WHAT TO PRODUCE:
Copy every line of the listing that holds the string "title".

AVAILABLE DATA:
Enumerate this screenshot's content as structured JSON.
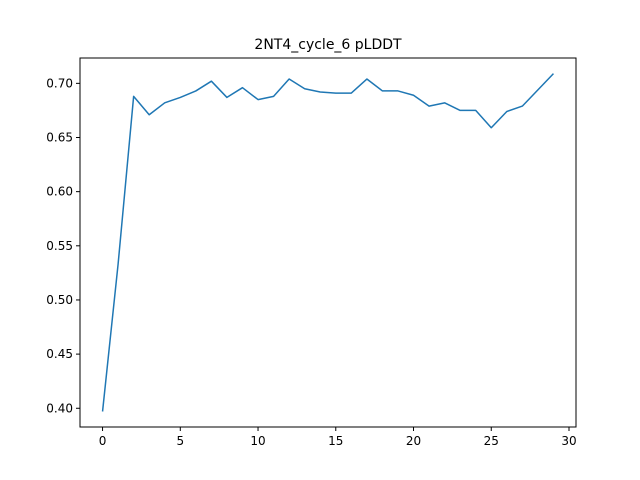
{
  "chart_data": {
    "type": "line",
    "title": "2NT4_cycle_6 pLDDT",
    "xlabel": "",
    "ylabel": "",
    "xlim": [
      -1.45,
      30.45
    ],
    "ylim": [
      0.3827,
      0.7234
    ],
    "xticks": [
      0,
      5,
      10,
      15,
      20,
      25,
      30
    ],
    "yticks": [
      0.4,
      0.45,
      0.5,
      0.55,
      0.6,
      0.65,
      0.7
    ],
    "xtick_labels": [
      "0",
      "5",
      "10",
      "15",
      "20",
      "25",
      "30"
    ],
    "ytick_labels": [
      "0.40",
      "0.45",
      "0.50",
      "0.55",
      "0.60",
      "0.65",
      "0.70"
    ],
    "grid": false,
    "series": [
      {
        "color": "#1f77b4",
        "x": [
          0,
          1,
          2,
          3,
          4,
          5,
          6,
          7,
          8,
          9,
          10,
          11,
          12,
          13,
          14,
          15,
          16,
          17,
          18,
          19,
          20,
          21,
          22,
          23,
          24,
          25,
          26,
          27,
          28,
          29
        ],
        "y": [
          0.397,
          0.533,
          0.688,
          0.671,
          0.682,
          0.687,
          0.693,
          0.702,
          0.687,
          0.696,
          0.685,
          0.688,
          0.704,
          0.695,
          0.692,
          0.691,
          0.691,
          0.704,
          0.693,
          0.693,
          0.689,
          0.679,
          0.682,
          0.675,
          0.675,
          0.659,
          0.674,
          0.679,
          0.694,
          0.709
        ]
      }
    ]
  }
}
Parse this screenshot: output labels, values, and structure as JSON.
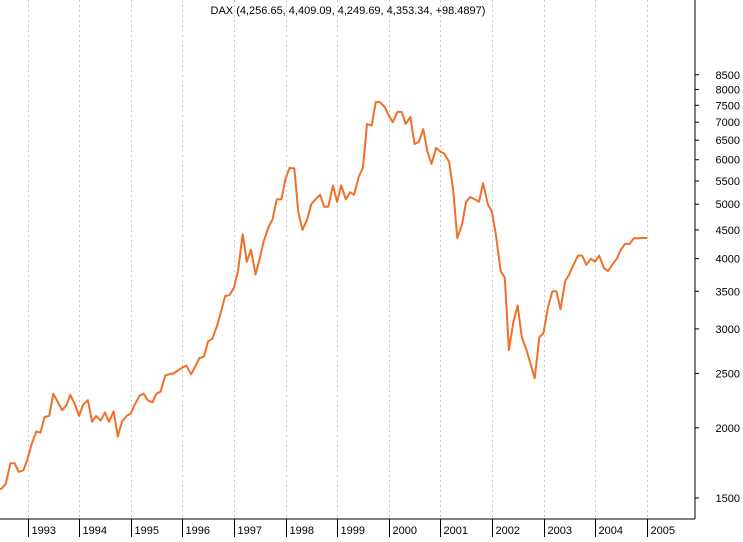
{
  "chart_data": {
    "type": "line",
    "title": "DAX (4,256.65, 4,409.09, 4,249.69, 4,353.34, +98.4897)",
    "y_scale": "log",
    "ylim": [
      1380,
      8900
    ],
    "yticks": [
      1500,
      2000,
      2500,
      3000,
      3500,
      4000,
      4500,
      5000,
      5500,
      6000,
      6500,
      7000,
      7500,
      8000,
      8500
    ],
    "x_range": [
      1992.0,
      2005.5
    ],
    "x_ticks": [
      {
        "label": "2",
        "year": 1992.0
      },
      {
        "label": "1993",
        "year": 1993
      },
      {
        "label": "1994",
        "year": 1994
      },
      {
        "label": "1995",
        "year": 1995
      },
      {
        "label": "1996",
        "year": 1996
      },
      {
        "label": "1997",
        "year": 1997
      },
      {
        "label": "1998",
        "year": 1998
      },
      {
        "label": "1999",
        "year": 1999
      },
      {
        "label": "2000",
        "year": 2000
      },
      {
        "label": "2001",
        "year": 2001
      },
      {
        "label": "2002",
        "year": 2002
      },
      {
        "label": "2003",
        "year": 2003
      },
      {
        "label": "2004",
        "year": 2004
      },
      {
        "label": "2005",
        "year": 2005
      }
    ],
    "grid": "vertical dotted",
    "line_color": "#F07028",
    "series": [
      {
        "x": [
          1992.0,
          1992.08,
          1992.17,
          1992.25,
          1992.33,
          1992.42,
          1992.5,
          1992.58,
          1992.67,
          1992.75,
          1992.83,
          1992.92,
          1993.0,
          1993.08,
          1993.17,
          1993.25,
          1993.33,
          1993.42,
          1993.5,
          1993.58,
          1993.67,
          1993.75,
          1993.83,
          1993.92,
          1994.0,
          1994.08,
          1994.17,
          1994.25,
          1994.33,
          1994.42,
          1994.5,
          1994.58,
          1994.67,
          1994.75,
          1994.83,
          1994.92,
          1995.0,
          1995.08,
          1995.17,
          1995.25,
          1995.33,
          1995.42,
          1995.5,
          1995.58,
          1995.67,
          1995.75,
          1995.83,
          1995.92,
          1996.0,
          1996.08,
          1996.17,
          1996.25,
          1996.33,
          1996.42,
          1996.5,
          1996.58,
          1996.67,
          1996.75,
          1996.83,
          1996.92,
          1997.0,
          1997.08,
          1997.17,
          1997.25,
          1997.33,
          1997.42,
          1997.5,
          1997.58,
          1997.67,
          1997.75,
          1997.83,
          1997.92,
          1998.0,
          1998.08,
          1998.17,
          1998.25,
          1998.33,
          1998.42,
          1998.5,
          1998.58,
          1998.67,
          1998.75,
          1998.83,
          1998.92,
          1999.0,
          1999.08,
          1999.17,
          1999.25,
          1999.33,
          1999.42,
          1999.5,
          1999.58,
          1999.67,
          1999.75,
          1999.83,
          1999.92,
          2000.0,
          2000.08,
          2000.17,
          2000.25,
          2000.33,
          2000.42,
          2000.5,
          2000.58,
          2000.67,
          2000.75,
          2000.83,
          2000.92,
          2001.0,
          2001.08,
          2001.17,
          2001.25,
          2001.33,
          2001.42,
          2001.5,
          2001.58,
          2001.67,
          2001.75,
          2001.83,
          2001.92,
          2002.0,
          2002.08,
          2002.17,
          2002.25,
          2002.33,
          2002.42,
          2002.5,
          2002.58,
          2002.67,
          2002.75,
          2002.83,
          2002.92,
          2003.0,
          2003.08,
          2003.17,
          2003.25,
          2003.33,
          2003.42,
          2003.5,
          2003.58,
          2003.67,
          2003.75,
          2003.83,
          2003.92,
          2004.0,
          2004.08,
          2004.17,
          2004.25,
          2004.33,
          2004.42,
          2004.5,
          2004.58,
          2004.67,
          2004.75,
          2004.83,
          2004.92,
          2005.0
        ],
        "values": [
          1720,
          1620,
          1560,
          1480,
          1510,
          1550,
          1560,
          1590,
          1730,
          1730,
          1670,
          1680,
          1760,
          1870,
          1970,
          1960,
          2090,
          2100,
          2300,
          2230,
          2150,
          2190,
          2290,
          2200,
          2100,
          2200,
          2240,
          2050,
          2100,
          2060,
          2130,
          2050,
          2140,
          1930,
          2050,
          2100,
          2120,
          2200,
          2280,
          2300,
          2240,
          2220,
          2300,
          2320,
          2480,
          2490,
          2500,
          2530,
          2560,
          2580,
          2490,
          2570,
          2660,
          2680,
          2850,
          2880,
          3030,
          3220,
          3430,
          3450,
          3550,
          3800,
          4420,
          3950,
          4150,
          3750,
          4000,
          4300,
          4550,
          4700,
          5100,
          5100,
          5550,
          5800,
          5790,
          4830,
          4500,
          4700,
          5000,
          5100,
          5200,
          4950,
          4950,
          5400,
          5050,
          5400,
          5100,
          5250,
          5200,
          5600,
          5800,
          6950,
          6900,
          7600,
          7600,
          7450,
          7200,
          7000,
          7300,
          7300,
          6950,
          7150,
          6400,
          6450,
          6800,
          6200,
          5900,
          6300,
          6200,
          6150,
          5950,
          5300,
          4350,
          4600,
          5050,
          5150,
          5100,
          5050,
          5450,
          5000,
          4850,
          4400,
          3800,
          3700,
          2750,
          3100,
          3300,
          2900,
          2750,
          2600,
          2450,
          2900,
          2950,
          3250,
          3500,
          3500,
          3250,
          3650,
          3750,
          3900,
          4050,
          4050,
          3900,
          4000,
          3950,
          4050,
          3850,
          3800,
          3900,
          4000,
          4150,
          4250,
          4250,
          4350,
          4350,
          4353.34,
          4353.34
        ]
      }
    ]
  }
}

EXPECTED ANSWER:
    "title": "2NT4_cycle_6 pLDDT",
    "title": "DAX (4,256.65, 4,409.09, 4,249.69, 4,353.34, +98.4897)",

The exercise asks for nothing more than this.